Exercise data
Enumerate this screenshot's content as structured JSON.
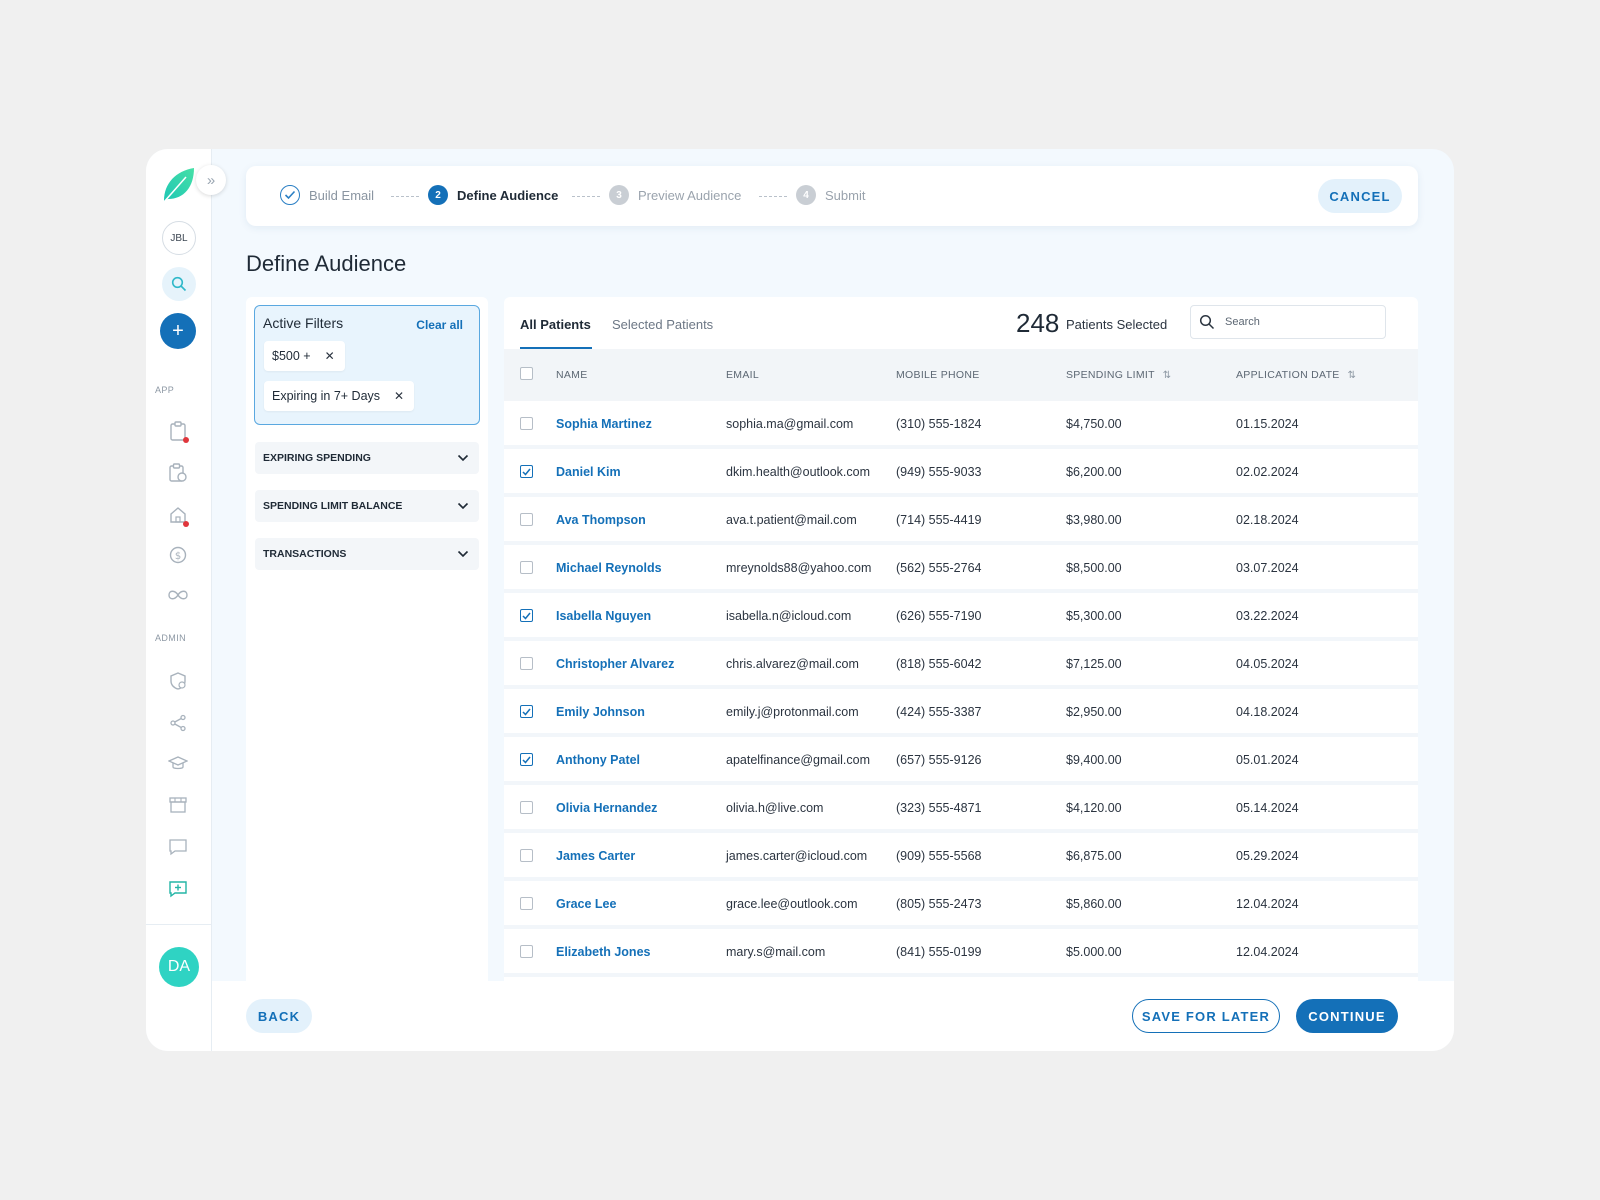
{
  "sidebar": {
    "org_initials": "JBL",
    "section_app": "APP",
    "section_admin": "ADMIN",
    "user_initials": "DA",
    "app_icons": [
      "clipboard-icon",
      "clipboard-clock-icon",
      "home-icon",
      "dollar-icon",
      "infinity-icon"
    ],
    "admin_icons": [
      "shield-user-icon",
      "share-icon",
      "graduation-cap-icon",
      "store-icon",
      "chat-icon",
      "chat-add-icon"
    ]
  },
  "stepper": {
    "steps": [
      {
        "number": "",
        "label": "Build Email",
        "state": "done"
      },
      {
        "number": "2",
        "label": "Define Audience",
        "state": "active"
      },
      {
        "number": "3",
        "label": "Preview Audience",
        "state": "pending"
      },
      {
        "number": "4",
        "label": "Submit",
        "state": "pending"
      }
    ],
    "cancel_label": "CANCEL"
  },
  "page_title": "Define Audience",
  "filters": {
    "active_title": "Active Filters",
    "clear_all": "Clear all",
    "chips": [
      "$500 +",
      "Expiring in 7+ Days"
    ],
    "accordions": [
      "EXPIRING SPENDING",
      "SPENDING LIMIT BALANCE",
      "TRANSACTIONS"
    ]
  },
  "table": {
    "tabs": [
      "All Patients",
      "Selected Patients"
    ],
    "selected_count": "248",
    "selected_label": "Patients Selected",
    "search_placeholder": "Search",
    "columns": [
      "NAME",
      "EMAIL",
      "MOBILE PHONE",
      "SPENDING LIMIT",
      "APPLICATION DATE"
    ],
    "rows": [
      {
        "checked": false,
        "name": "Sophia Martinez",
        "email": "sophia.ma@gmail.com",
        "phone": "(310) 555-1824",
        "limit": "$4,750.00",
        "date": "01.15.2024"
      },
      {
        "checked": true,
        "name": "Daniel Kim",
        "email": "dkim.health@outlook.com",
        "phone": "(949) 555-9033",
        "limit": "$6,200.00",
        "date": "02.02.2024"
      },
      {
        "checked": false,
        "name": "Ava Thompson",
        "email": "ava.t.patient@mail.com",
        "phone": "(714) 555-4419",
        "limit": " $3,980.00",
        "date": " 02.18.2024"
      },
      {
        "checked": false,
        "name": "Michael Reynolds",
        "email": "mreynolds88@yahoo.com",
        "phone": "(562) 555-2764",
        "limit": "$8,500.00",
        "date": "03.07.2024"
      },
      {
        "checked": true,
        "name": "Isabella Nguyen",
        "email": "isabella.n@icloud.com",
        "phone": "(626) 555-7190",
        "limit": "$5,300.00",
        "date": "03.22.2024"
      },
      {
        "checked": false,
        "name": "Christopher Alvarez",
        "email": "chris.alvarez@mail.com",
        "phone": "(818) 555-6042",
        "limit": "$7,125.00",
        "date": "04.05.2024"
      },
      {
        "checked": true,
        "name": "Emily Johnson",
        "email": "emily.j@protonmail.com",
        "phone": "(424) 555-3387",
        "limit": "$2,950.00",
        "date": "04.18.2024"
      },
      {
        "checked": true,
        "name": "Anthony Patel",
        "email": "apatelfinance@gmail.com",
        "phone": "(657) 555-9126",
        "limit": "$9,400.00",
        "date": "05.01.2024"
      },
      {
        "checked": false,
        "name": "Olivia Hernandez",
        "email": " olivia.h@live.com",
        "phone": "(323) 555-4871",
        "limit": "$4,120.00",
        "date": "05.14.2024"
      },
      {
        "checked": false,
        "name": "James Carter",
        "email": "james.carter@icloud.com",
        "phone": "(909) 555-5568",
        "limit": "$6,875.00",
        "date": "05.29.2024"
      },
      {
        "checked": false,
        "name": "Grace Lee",
        "email": "grace.lee@outlook.com",
        "phone": "(805) 555-2473",
        "limit": "$5,860.00",
        "date": "12.04.2024"
      },
      {
        "checked": false,
        "name": "Elizabeth Jones",
        "email": "mary.s@mail.com",
        "phone": "(841) 555-0199",
        "limit": "$5.000.00",
        "date": "12.04.2024"
      }
    ]
  },
  "footer": {
    "back_label": "BACK",
    "save_label": "SAVE FOR LATER",
    "continue_label": "CONTINUE"
  },
  "colors": {
    "primary": "#1470b8",
    "accent_teal": "#2fd3c3",
    "alert": "#e0363c"
  }
}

What you have to do
A verbatim copy of every record is required, with all pictures excluded.

Solution for this exercise
Enumerate this screenshot's content as structured JSON.
{
  "sidebar": {
    "org_initials": "JBL",
    "section_app": "APP",
    "section_admin": "ADMIN",
    "user_initials": "DA",
    "app_icons": [
      "clipboard-icon",
      "clipboard-clock-icon",
      "home-icon",
      "dollar-icon",
      "infinity-icon"
    ],
    "admin_icons": [
      "shield-user-icon",
      "share-icon",
      "graduation-cap-icon",
      "store-icon",
      "chat-icon",
      "chat-add-icon"
    ]
  },
  "stepper": {
    "steps": [
      {
        "number": "",
        "label": "Build Email",
        "state": "done"
      },
      {
        "number": "2",
        "label": "Define Audience",
        "state": "active"
      },
      {
        "number": "3",
        "label": "Preview Audience",
        "state": "pending"
      },
      {
        "number": "4",
        "label": "Submit",
        "state": "pending"
      }
    ],
    "cancel_label": "CANCEL"
  },
  "page_title": "Define Audience",
  "filters": {
    "active_title": "Active Filters",
    "clear_all": "Clear all",
    "chips": [
      "$500 +",
      "Expiring in 7+ Days"
    ],
    "accordions": [
      "EXPIRING SPENDING",
      "SPENDING LIMIT BALANCE",
      "TRANSACTIONS"
    ]
  },
  "table": {
    "tabs": [
      "All Patients",
      "Selected Patients"
    ],
    "selected_count": "248",
    "selected_label": "Patients Selected",
    "search_placeholder": "Search",
    "columns": [
      "NAME",
      "EMAIL",
      "MOBILE PHONE",
      "SPENDING LIMIT",
      "APPLICATION DATE"
    ],
    "rows": [
      {
        "checked": false,
        "name": "Sophia Martinez",
        "email": "sophia.ma@gmail.com",
        "phone": "(310) 555-1824",
        "limit": "$4,750.00",
        "date": "01.15.2024"
      },
      {
        "checked": true,
        "name": "Daniel Kim",
        "email": "dkim.health@outlook.com",
        "phone": "(949) 555-9033",
        "limit": "$6,200.00",
        "date": "02.02.2024"
      },
      {
        "checked": false,
        "name": "Ava Thompson",
        "email": "ava.t.patient@mail.com",
        "phone": "(714) 555-4419",
        "limit": " $3,980.00",
        "date": " 02.18.2024"
      },
      {
        "checked": false,
        "name": "Michael Reynolds",
        "email": "mreynolds88@yahoo.com",
        "phone": "(562) 555-2764",
        "limit": "$8,500.00",
        "date": "03.07.2024"
      },
      {
        "checked": true,
        "name": "Isabella Nguyen",
        "email": "isabella.n@icloud.com",
        "phone": "(626) 555-7190",
        "limit": "$5,300.00",
        "date": "03.22.2024"
      },
      {
        "checked": false,
        "name": "Christopher Alvarez",
        "email": "chris.alvarez@mail.com",
        "phone": "(818) 555-6042",
        "limit": "$7,125.00",
        "date": "04.05.2024"
      },
      {
        "checked": true,
        "name": "Emily Johnson",
        "email": "emily.j@protonmail.com",
        "phone": "(424) 555-3387",
        "limit": "$2,950.00",
        "date": "04.18.2024"
      },
      {
        "checked": true,
        "name": "Anthony Patel",
        "email": "apatelfinance@gmail.com",
        "phone": "(657) 555-9126",
        "limit": "$9,400.00",
        "date": "05.01.2024"
      },
      {
        "checked": false,
        "name": "Olivia Hernandez",
        "email": " olivia.h@live.com",
        "phone": "(323) 555-4871",
        "limit": "$4,120.00",
        "date": "05.14.2024"
      },
      {
        "checked": false,
        "name": "James Carter",
        "email": "james.carter@icloud.com",
        "phone": "(909) 555-5568",
        "limit": "$6,875.00",
        "date": "05.29.2024"
      },
      {
        "checked": false,
        "name": "Grace Lee",
        "email": "grace.lee@outlook.com",
        "phone": "(805) 555-2473",
        "limit": "$5,860.00",
        "date": "12.04.2024"
      },
      {
        "checked": false,
        "name": "Elizabeth Jones",
        "email": "mary.s@mail.com",
        "phone": "(841) 555-0199",
        "limit": "$5.000.00",
        "date": "12.04.2024"
      }
    ]
  },
  "footer": {
    "back_label": "BACK",
    "save_label": "SAVE FOR LATER",
    "continue_label": "CONTINUE"
  },
  "colors": {
    "primary": "#1470b8",
    "accent_teal": "#2fd3c3",
    "alert": "#e0363c"
  }
}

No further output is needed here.